Since pictures do not belong in the copy, please repeat every record below exactly without them.
(MATERIAL FOR THIS TASK Opens)
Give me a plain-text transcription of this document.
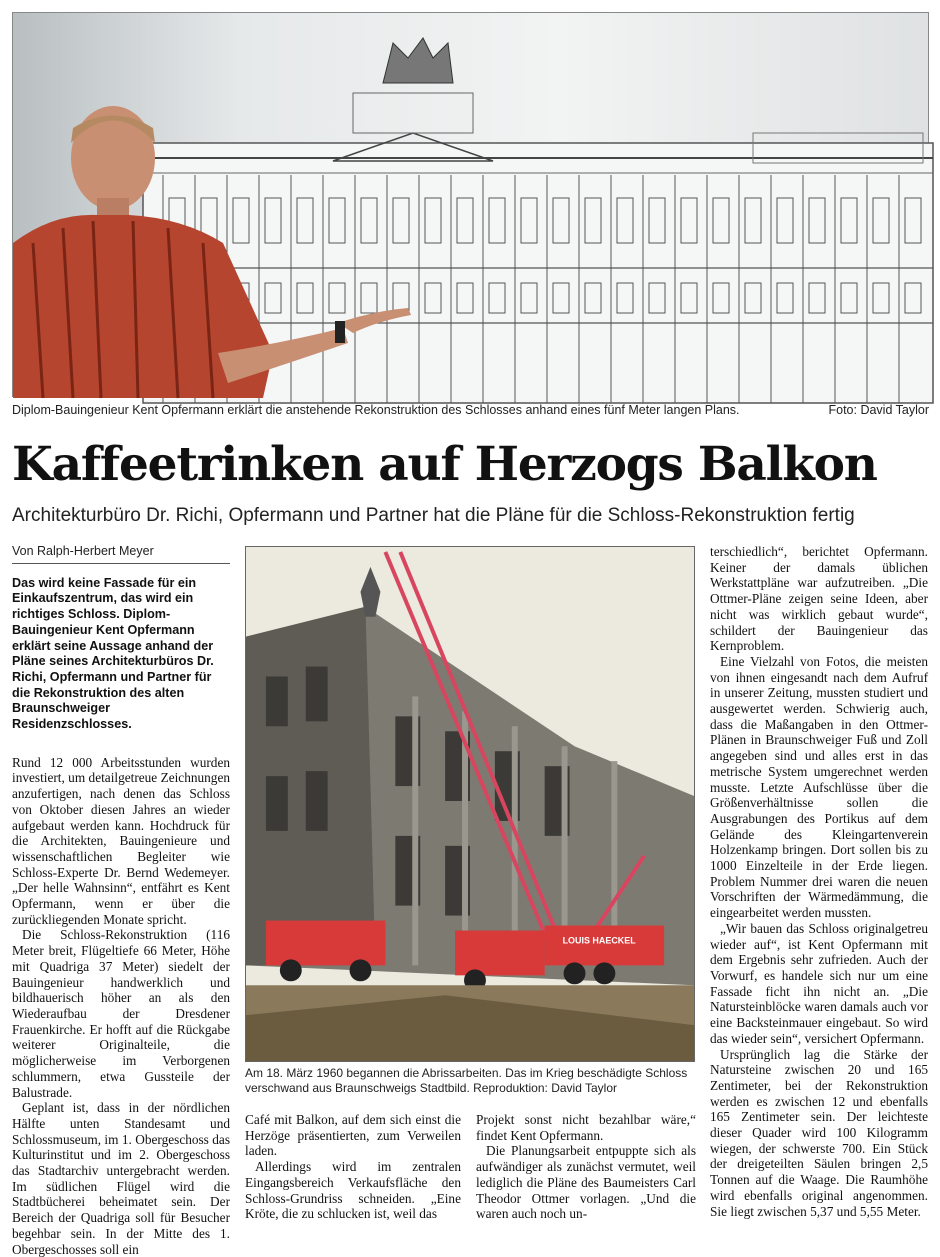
Diplom-Bauingenieur Kent Opfermann erklärt die anstehende Rekonstruktion des Schlosses anhand eines fünf Meter langen Plans.	Foto: David Taylor
Kaffeetrinken auf Herzogs Balkon
Architekturbüro Dr. Richi, Opfermann und Partner hat die Pläne für die Schloss-Rekonstruktion fertig
Von Ralph-Herbert Meyer
Das wird keine Fassade für ein Einkaufszentrum, das wird ein richtiges Schloss. Diplom-Bauingenieur Kent Opfermann erklärt seine Aussage anhand der Pläne seines Architekturbüros Dr. Richi, Opfermann und Partner für die Rekonstruktion des alten Braunschweiger Residenzschlosses.

Rund 12 000 Arbeitsstunden wurden investiert, um detailgetreue Zeichnungen anzufertigen, nach denen das Schloss von Oktober diesen Jahres an wieder aufgebaut werden kann. Hochdruck für die Architekten, Bauingenieure und wissenschaftlichen Begleiter wie Schloss-Experte Dr. Bernd Wedemeyer. „Der helle Wahnsinn“, entfährt es Kent Opfermann, wenn er über die zurückliegenden Monate spricht.

Die Schloss-Rekonstruktion (116 Meter breit, Flügeltiefe 66 Meter, Höhe mit Quadriga 37 Meter) siedelt der Bauingenieur handwerklich und bildhauerisch höher an als den Wiederaufbau der Dresdener Frauenkirche. Er hofft auf die Rückgabe weiterer Originalteile, die möglicherweise im Verborgenen schlummern, etwa Gussteile der Balustrade.

Geplant ist, dass in der nördlichen Hälfte unten Standesamt und Schlossmuseum, im 1. Obergeschoss das Kulturinstitut und im 2. Obergeschoss das Stadtarchiv untergebracht werden. Im südlichen Flügel wird die Stadtbücherei beheimatet sein. Der Bereich der Quadriga soll für Besucher begehbar sein. In der Mitte des 1. Obergeschosses soll ein

LOUIS HAECKEL
Am 18. März 1960 begannen die Abrissarbeiten. Das im Krieg beschädigte Schloss verschwand aus Braunschweigs Stadtbild. Reproduktion: David Taylor

Café mit Balkon, auf dem sich einst die Herzöge präsentierten, zum Verweilen laden.

Allerdings wird im zentralen Eingangsbereich Verkaufsfläche den Schloss-Grundriss schneiden. „Eine Kröte, die zu schlucken ist, weil das

Projekt sonst nicht bezahlbar wäre,“ findet Kent Opfermann.

Die Planungsarbeit entpuppte sich als aufwändiger als zunächst vermutet, weil lediglich die Pläne des Baumeisters Carl Theodor Ottmer vorlagen. „Und die waren auch noch un-

terschiedlich“, berichtet Opfermann. Keiner der damals üblichen Werkstattpläne war aufzutreiben. „Die Ottmer-Pläne zeigen seine Ideen, aber nicht was wirklich gebaut wurde“, schildert der Bauingenieur das Kernproblem.

Eine Vielzahl von Fotos, die meisten von ihnen eingesandt nach dem Aufruf in unserer Zeitung, mussten studiert und ausgewertet werden. Schwierig auch, dass die Maßangaben in den Ottmer-Plänen in Braunschweiger Fuß und Zoll angegeben sind und alles erst in das metrische System umgerechnet werden musste. Letzte Aufschlüsse über die Größenverhältnisse sollen die Ausgrabungen des Portikus auf dem Gelände des Kleingartenverein Holzenkamp bringen. Dort sollen bis zu 1000 Einzelteile in der Erde liegen. Problem Nummer drei waren die neuen Vorschriften der Wärmedämmung, die eingearbeitet werden mussten.

„Wir bauen das Schloss originalgetreu wieder auf“, ist Kent Opfermann mit dem Ergebnis sehr zufrieden. Auch der Vorwurf, es handele sich nur um eine Fassade ficht ihn nicht an. „Die Natursteinblöcke waren damals auch vor eine Backsteinmauer eingebaut. So wird das wieder sein“, versichert Opfermann.

Ursprünglich lag die Stärke der Natursteine zwischen 20 und 165 Zentimeter, bei der Rekonstruktion werden es zwischen 12 und ebenfalls 165 Zentimeter sein. Der leichteste dieser Quader wird 100 Kilogramm wiegen, der schwerste 700. Ein Stück der dreigeteilten Säulen bringen 2,5 Tonnen auf die Waage. Die Raumhöhe wird ebenfalls original angenommen. Sie liegt zwischen 5,37 und 5,55 Meter.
(MATERIAL FOR THIS TASK Closes)
* TASK RESPONSE *
Give me a plain-text transcription of this document.
Diplom-Bauingenieur Kent Opfermann erklärt die anstehende Rekonstruktion des Schlosses anhand eines fünf Meter langen Plans.	Foto: David Taylor
Kaffeetrinken auf Herzogs Balkon
Architekturbüro Dr. Richi, Opfermann und Partner hat die Pläne für die Schloss-Rekonstruktion fertig
Von Ralph-Herbert Meyer
Das wird keine Fassade für ein Einkaufszentrum, das wird ein richtiges Schloss. Diplom-Bauingenieur Kent Opfermann erklärt seine Aussage anhand der Pläne seines Architekturbüros Dr. Richi, Opfermann und Partner für die Rekonstruktion des alten Braunschweiger Residenzschlosses.

Rund 12 000 Arbeitsstunden wurden investiert, um detailgetreue Zeichnungen anzufertigen, nach denen das Schloss von Oktober diesen Jahres an wieder aufgebaut werden kann. Hochdruck für die Architekten, Bauingenieure und wissenschaftlichen Begleiter wie Schloss-Experte Dr. Bernd Wedemeyer. „Der helle Wahnsinn“, entfährt es Kent Opfermann, wenn er über die zurückliegenden Monate spricht.

Die Schloss-Rekonstruktion (116 Meter breit, Flügeltiefe 66 Meter, Höhe mit Quadriga 37 Meter) siedelt der Bauingenieur handwerklich und bildhauerisch höher an als den Wiederaufbau der Dresdener Frauenkirche. Er hofft auf die Rückgabe weiterer Originalteile, die möglicherweise im Verborgenen schlummern, etwa Gussteile der Balustrade.

Geplant ist, dass in der nördlichen Hälfte unten Standesamt und Schlossmuseum, im 1. Obergeschoss das Kulturinstitut und im 2. Obergeschoss das Stadtarchiv untergebracht werden. Im südlichen Flügel wird die Stadtbücherei beheimatet sein. Der Bereich der Quadriga soll für Besucher begehbar sein. In der Mitte des 1. Obergeschosses soll ein

LOUIS HAECKEL
Am 18. März 1960 begannen die Abrissarbeiten. Das im Krieg beschädigte Schloss verschwand aus Braunschweigs Stadtbild. Reproduktion: David Taylor

Café mit Balkon, auf dem sich einst die Herzöge präsentierten, zum Verweilen laden.

Allerdings wird im zentralen Eingangsbereich Verkaufsfläche den Schloss-Grundriss schneiden. „Eine Kröte, die zu schlucken ist, weil das

Projekt sonst nicht bezahlbar wäre,“ findet Kent Opfermann.

Die Planungsarbeit entpuppte sich als aufwändiger als zunächst vermutet, weil lediglich die Pläne des Baumeisters Carl Theodor Ottmer vorlagen. „Und die waren auch noch un-

terschiedlich“, berichtet Opfermann. Keiner der damals üblichen Werkstattpläne war aufzutreiben. „Die Ottmer-Pläne zeigen seine Ideen, aber nicht was wirklich gebaut wurde“, schildert der Bauingenieur das Kernproblem.

Eine Vielzahl von Fotos, die meisten von ihnen eingesandt nach dem Aufruf in unserer Zeitung, mussten studiert und ausgewertet werden. Schwierig auch, dass die Maßangaben in den Ottmer-Plänen in Braunschweiger Fuß und Zoll angegeben sind und alles erst in das metrische System umgerechnet werden musste. Letzte Aufschlüsse über die Größenverhältnisse sollen die Ausgrabungen des Portikus auf dem Gelände des Kleingartenverein Holzenkamp bringen. Dort sollen bis zu 1000 Einzelteile in der Erde liegen. Problem Nummer drei waren die neuen Vorschriften der Wärmedämmung, die eingearbeitet werden mussten.

„Wir bauen das Schloss originalgetreu wieder auf“, ist Kent Opfermann mit dem Ergebnis sehr zufrieden. Auch der Vorwurf, es handele sich nur um eine Fassade ficht ihn nicht an. „Die Natursteinblöcke waren damals auch vor eine Backsteinmauer eingebaut. So wird das wieder sein“, versichert Opfermann.

Ursprünglich lag die Stärke der Natursteine zwischen 20 und 165 Zentimeter, bei der Rekonstruktion werden es zwischen 12 und ebenfalls 165 Zentimeter sein. Der leichteste dieser Quader wird 100 Kilogramm wiegen, der schwerste 700. Ein Stück der dreigeteilten Säulen bringen 2,5 Tonnen auf die Waage. Die Raumhöhe wird ebenfalls original angenommen. Sie liegt zwischen 5,37 und 5,55 Meter.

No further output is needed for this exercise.